_EXERCISE REQUIREMENTS_
Reproduce the listing below in its entirety. Change nothing.

-*-

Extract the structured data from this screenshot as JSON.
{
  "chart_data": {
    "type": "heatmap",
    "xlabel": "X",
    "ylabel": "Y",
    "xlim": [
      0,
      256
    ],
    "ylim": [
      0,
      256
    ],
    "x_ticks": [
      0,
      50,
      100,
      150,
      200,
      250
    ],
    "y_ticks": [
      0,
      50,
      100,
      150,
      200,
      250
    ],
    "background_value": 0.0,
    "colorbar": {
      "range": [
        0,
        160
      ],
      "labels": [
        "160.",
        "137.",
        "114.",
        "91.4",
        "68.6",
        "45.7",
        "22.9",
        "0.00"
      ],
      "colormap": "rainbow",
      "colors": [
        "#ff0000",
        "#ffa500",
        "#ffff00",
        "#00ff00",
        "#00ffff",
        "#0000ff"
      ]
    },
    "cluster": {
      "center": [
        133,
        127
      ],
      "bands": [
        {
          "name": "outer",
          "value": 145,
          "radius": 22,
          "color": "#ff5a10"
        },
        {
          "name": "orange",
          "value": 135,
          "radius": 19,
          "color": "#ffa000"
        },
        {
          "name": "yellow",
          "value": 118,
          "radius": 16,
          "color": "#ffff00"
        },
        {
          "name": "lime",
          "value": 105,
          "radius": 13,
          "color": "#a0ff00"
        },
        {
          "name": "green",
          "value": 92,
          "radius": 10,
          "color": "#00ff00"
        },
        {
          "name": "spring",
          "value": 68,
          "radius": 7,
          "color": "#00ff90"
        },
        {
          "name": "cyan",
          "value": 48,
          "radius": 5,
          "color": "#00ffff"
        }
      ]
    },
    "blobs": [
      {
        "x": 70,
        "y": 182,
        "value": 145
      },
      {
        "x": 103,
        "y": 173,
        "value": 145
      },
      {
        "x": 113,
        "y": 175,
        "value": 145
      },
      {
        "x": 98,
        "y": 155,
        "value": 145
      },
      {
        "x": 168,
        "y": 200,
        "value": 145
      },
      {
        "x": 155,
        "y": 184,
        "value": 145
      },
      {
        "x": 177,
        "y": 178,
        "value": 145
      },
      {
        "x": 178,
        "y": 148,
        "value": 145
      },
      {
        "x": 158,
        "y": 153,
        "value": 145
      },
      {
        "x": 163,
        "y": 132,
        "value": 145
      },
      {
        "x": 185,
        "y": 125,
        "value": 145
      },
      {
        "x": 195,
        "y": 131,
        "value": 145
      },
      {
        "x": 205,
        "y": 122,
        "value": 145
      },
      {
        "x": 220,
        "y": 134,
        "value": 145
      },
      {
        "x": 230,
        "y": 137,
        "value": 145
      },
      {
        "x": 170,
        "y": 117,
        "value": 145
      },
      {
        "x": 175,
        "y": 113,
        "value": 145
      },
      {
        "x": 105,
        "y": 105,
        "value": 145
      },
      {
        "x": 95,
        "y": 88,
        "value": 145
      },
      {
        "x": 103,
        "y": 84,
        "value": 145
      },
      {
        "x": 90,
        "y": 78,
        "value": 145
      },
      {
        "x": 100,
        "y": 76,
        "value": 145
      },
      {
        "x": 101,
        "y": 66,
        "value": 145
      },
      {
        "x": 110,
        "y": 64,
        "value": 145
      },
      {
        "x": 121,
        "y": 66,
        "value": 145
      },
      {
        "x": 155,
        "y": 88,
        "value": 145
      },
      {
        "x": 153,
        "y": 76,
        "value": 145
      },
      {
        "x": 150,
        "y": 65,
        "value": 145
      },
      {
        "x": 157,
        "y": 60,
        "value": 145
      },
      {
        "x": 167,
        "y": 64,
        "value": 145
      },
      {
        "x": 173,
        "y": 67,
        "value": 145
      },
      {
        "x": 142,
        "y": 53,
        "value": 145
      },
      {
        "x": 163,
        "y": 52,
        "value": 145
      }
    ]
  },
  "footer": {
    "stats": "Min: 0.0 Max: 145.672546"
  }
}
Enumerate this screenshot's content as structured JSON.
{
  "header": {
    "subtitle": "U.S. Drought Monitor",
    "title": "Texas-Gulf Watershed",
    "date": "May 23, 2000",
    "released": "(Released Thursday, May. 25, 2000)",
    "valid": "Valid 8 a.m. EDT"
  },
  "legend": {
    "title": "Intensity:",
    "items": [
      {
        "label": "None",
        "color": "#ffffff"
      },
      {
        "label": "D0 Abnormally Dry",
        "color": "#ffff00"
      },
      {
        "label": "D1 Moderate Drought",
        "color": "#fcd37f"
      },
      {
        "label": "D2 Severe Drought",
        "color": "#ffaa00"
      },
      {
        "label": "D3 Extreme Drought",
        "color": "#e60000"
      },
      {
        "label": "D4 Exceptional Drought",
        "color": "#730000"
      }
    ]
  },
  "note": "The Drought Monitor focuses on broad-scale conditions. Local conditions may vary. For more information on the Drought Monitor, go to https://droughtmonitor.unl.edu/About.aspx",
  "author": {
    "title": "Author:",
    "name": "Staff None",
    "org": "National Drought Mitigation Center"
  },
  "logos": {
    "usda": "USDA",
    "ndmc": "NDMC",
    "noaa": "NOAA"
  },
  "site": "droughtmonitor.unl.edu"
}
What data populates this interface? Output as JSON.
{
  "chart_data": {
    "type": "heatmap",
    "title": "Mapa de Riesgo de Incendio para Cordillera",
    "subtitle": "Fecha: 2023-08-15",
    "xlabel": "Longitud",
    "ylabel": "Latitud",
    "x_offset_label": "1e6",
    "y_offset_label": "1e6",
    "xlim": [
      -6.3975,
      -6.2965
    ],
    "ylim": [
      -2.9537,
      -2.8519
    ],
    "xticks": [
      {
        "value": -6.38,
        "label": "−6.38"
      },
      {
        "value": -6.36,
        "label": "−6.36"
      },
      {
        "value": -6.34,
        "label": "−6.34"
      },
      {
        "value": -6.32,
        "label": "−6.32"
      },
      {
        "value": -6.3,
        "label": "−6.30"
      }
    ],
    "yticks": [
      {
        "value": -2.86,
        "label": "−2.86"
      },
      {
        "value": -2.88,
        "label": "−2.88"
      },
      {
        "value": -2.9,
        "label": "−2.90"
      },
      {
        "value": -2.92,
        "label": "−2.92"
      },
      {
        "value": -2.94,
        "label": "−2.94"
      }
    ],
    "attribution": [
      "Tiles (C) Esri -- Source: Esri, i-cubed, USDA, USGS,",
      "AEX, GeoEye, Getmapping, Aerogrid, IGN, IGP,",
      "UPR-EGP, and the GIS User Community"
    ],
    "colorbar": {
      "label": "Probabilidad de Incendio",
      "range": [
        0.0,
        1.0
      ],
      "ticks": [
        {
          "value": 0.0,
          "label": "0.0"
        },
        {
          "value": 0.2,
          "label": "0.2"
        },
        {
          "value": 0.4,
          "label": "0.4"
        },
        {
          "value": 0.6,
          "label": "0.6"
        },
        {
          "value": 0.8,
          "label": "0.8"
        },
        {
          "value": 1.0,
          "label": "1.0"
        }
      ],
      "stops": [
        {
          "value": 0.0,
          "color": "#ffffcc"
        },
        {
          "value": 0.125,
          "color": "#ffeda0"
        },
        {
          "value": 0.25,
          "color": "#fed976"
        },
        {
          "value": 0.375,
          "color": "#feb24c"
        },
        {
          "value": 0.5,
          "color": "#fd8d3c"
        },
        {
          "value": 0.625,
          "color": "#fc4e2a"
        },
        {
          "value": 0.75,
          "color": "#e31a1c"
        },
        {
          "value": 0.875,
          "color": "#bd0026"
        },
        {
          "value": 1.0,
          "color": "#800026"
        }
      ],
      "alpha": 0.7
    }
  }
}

-*-

_ANSWER TO THE PROBLEM_
Extract the structured data from this screenshot as JSON.
{
  "chart_data": {
    "type": "heatmap",
    "xlabel": "X",
    "ylabel": "Y",
    "xlim": [
      0,
      256
    ],
    "ylim": [
      0,
      256
    ],
    "x_ticks": [
      0,
      50,
      100,
      150,
      200,
      250
    ],
    "y_ticks": [
      0,
      50,
      100,
      150,
      200,
      250
    ],
    "background_value": 0.0,
    "colorbar": {
      "range": [
        0,
        160
      ],
      "labels": [
        "160.",
        "137.",
        "114.",
        "91.4",
        "68.6",
        "45.7",
        "22.9",
        "0.00"
      ],
      "colormap": "rainbow",
      "colors": [
        "#ff0000",
        "#ffa500",
        "#ffff00",
        "#00ff00",
        "#00ffff",
        "#0000ff"
      ]
    },
    "cluster": {
      "center": [
        133,
        127
      ],
      "bands": [
        {
          "name": "outer",
          "value": 145,
          "radius": 22,
          "color": "#ff5a10"
        },
        {
          "name": "orange",
          "value": 135,
          "radius": 19,
          "color": "#ffa000"
        },
        {
          "name": "yellow",
          "value": 118,
          "radius": 16,
          "color": "#ffff00"
        },
        {
          "name": "lime",
          "value": 105,
          "radius": 13,
          "color": "#a0ff00"
        },
        {
          "name": "green",
          "value": 92,
          "radius": 10,
          "color": "#00ff00"
        },
        {
          "name": "spring",
          "value": 68,
          "radius": 7,
          "color": "#00ff90"
        },
        {
          "name": "cyan",
          "value": 48,
          "radius": 5,
          "color": "#00ffff"
        }
      ]
    },
    "blobs": [
      {
        "x": 70,
        "y": 182,
        "value": 145
      },
      {
        "x": 103,
        "y": 173,
        "value": 145
      },
      {
        "x": 113,
        "y": 175,
        "value": 145
      },
      {
        "x": 98,
        "y": 155,
        "value": 145
      },
      {
        "x": 168,
        "y": 200,
        "value": 145
      },
      {
        "x": 155,
        "y": 184,
        "value": 145
      },
      {
        "x": 177,
        "y": 178,
        "value": 145
      },
      {
        "x": 178,
        "y": 148,
        "value": 145
      },
      {
        "x": 158,
        "y": 153,
        "value": 145
      },
      {
        "x": 163,
        "y": 132,
        "value": 145
      },
      {
        "x": 185,
        "y": 125,
        "value": 145
      },
      {
        "x": 195,
        "y": 131,
        "value": 145
      },
      {
        "x": 205,
        "y": 122,
        "value": 145
      },
      {
        "x": 220,
        "y": 134,
        "value": 145
      },
      {
        "x": 230,
        "y": 137,
        "value": 145
      },
      {
        "x": 170,
        "y": 117,
        "value": 145
      },
      {
        "x": 175,
        "y": 113,
        "value": 145
      },
      {
        "x": 105,
        "y": 105,
        "value": 145
      },
      {
        "x": 95,
        "y": 88,
        "value": 145
      },
      {
        "x": 103,
        "y": 84,
        "value": 145
      },
      {
        "x": 90,
        "y": 78,
        "value": 145
      },
      {
        "x": 100,
        "y": 76,
        "value": 145
      },
      {
        "x": 101,
        "y": 66,
        "value": 145
      },
      {
        "x": 110,
        "y": 64,
        "value": 145
      },
      {
        "x": 121,
        "y": 66,
        "value": 145
      },
      {
        "x": 155,
        "y": 88,
        "value": 145
      },
      {
        "x": 153,
        "y": 76,
        "value": 145
      },
      {
        "x": 150,
        "y": 65,
        "value": 145
      },
      {
        "x": 157,
        "y": 60,
        "value": 145
      },
      {
        "x": 167,
        "y": 64,
        "value": 145
      },
      {
        "x": 173,
        "y": 67,
        "value": 145
      },
      {
        "x": 142,
        "y": 53,
        "value": 145
      },
      {
        "x": 163,
        "y": 52,
        "value": 145
      }
    ]
  },
  "footer": {
    "stats": "Min: 0.0 Max: 145.672546"
  }
}
Enumerate this screenshot's content as structured JSON.
{
  "header": {
    "subtitle": "U.S. Drought Monitor",
    "title": "Texas-Gulf Watershed",
    "date": "May 23, 2000",
    "released": "(Released Thursday, May. 25, 2000)",
    "valid": "Valid 8 a.m. EDT"
  },
  "legend": {
    "title": "Intensity:",
    "items": [
      {
        "label": "None",
        "color": "#ffffff"
      },
      {
        "label": "D0 Abnormally Dry",
        "color": "#ffff00"
      },
      {
        "label": "D1 Moderate Drought",
        "color": "#fcd37f"
      },
      {
        "label": "D2 Severe Drought",
        "color": "#ffaa00"
      },
      {
        "label": "D3 Extreme Drought",
        "color": "#e60000"
      },
      {
        "label": "D4 Exceptional Drought",
        "color": "#730000"
      }
    ]
  },
  "note": "The Drought Monitor focuses on broad-scale conditions. Local conditions may vary. For more information on the Drought Monitor, go to https://droughtmonitor.unl.edu/About.aspx",
  "author": {
    "title": "Author:",
    "name": "Staff None",
    "org": "National Drought Mitigation Center"
  },
  "logos": {
    "usda": "USDA",
    "ndmc": "NDMC",
    "noaa": "NOAA"
  },
  "site": "droughtmonitor.unl.edu"
}
What data populates this interface? Output as JSON.
{
  "chart_data": {
    "type": "heatmap",
    "title": "Mapa de Riesgo de Incendio para Cordillera",
    "subtitle": "Fecha: 2023-08-15",
    "xlabel": "Longitud",
    "ylabel": "Latitud",
    "x_offset_label": "1e6",
    "y_offset_label": "1e6",
    "xlim": [
      -6.3975,
      -6.2965
    ],
    "ylim": [
      -2.9537,
      -2.8519
    ],
    "xticks": [
      {
        "value": -6.38,
        "label": "−6.38"
      },
      {
        "value": -6.36,
        "label": "−6.36"
      },
      {
        "value": -6.34,
        "label": "−6.34"
      },
      {
        "value": -6.32,
        "label": "−6.32"
      },
      {
        "value": -6.3,
        "label": "−6.30"
      }
    ],
    "yticks": [
      {
        "value": -2.86,
        "label": "−2.86"
      },
      {
        "value": -2.88,
        "label": "−2.88"
      },
      {
        "value": -2.9,
        "label": "−2.90"
      },
      {
        "value": -2.92,
        "label": "−2.92"
      },
      {
        "value": -2.94,
        "label": "−2.94"
      }
    ],
    "attribution": [
      "Tiles (C) Esri -- Source: Esri, i-cubed, USDA, USGS,",
      "AEX, GeoEye, Getmapping, Aerogrid, IGN, IGP,",
      "UPR-EGP, and the GIS User Community"
    ],
    "colorbar": {
      "label": "Probabilidad de Incendio",
      "range": [
        0.0,
        1.0
      ],
      "ticks": [
        {
          "value": 0.0,
          "label": "0.0"
        },
        {
          "value": 0.2,
          "label": "0.2"
        },
        {
          "value": 0.4,
          "label": "0.4"
        },
        {
          "value": 0.6,
          "label": "0.6"
        },
        {
          "value": 0.8,
          "label": "0.8"
        },
        {
          "value": 1.0,
          "label": "1.0"
        }
      ],
      "stops": [
        {
          "value": 0.0,
          "color": "#ffffcc"
        },
        {
          "value": 0.125,
          "color": "#ffeda0"
        },
        {
          "value": 0.25,
          "color": "#fed976"
        },
        {
          "value": 0.375,
          "color": "#feb24c"
        },
        {
          "value": 0.5,
          "color": "#fd8d3c"
        },
        {
          "value": 0.625,
          "color": "#fc4e2a"
        },
        {
          "value": 0.75,
          "color": "#e31a1c"
        },
        {
          "value": 0.875,
          "color": "#bd0026"
        },
        {
          "value": 1.0,
          "color": "#800026"
        }
      ],
      "alpha": 0.7
    }
  }
}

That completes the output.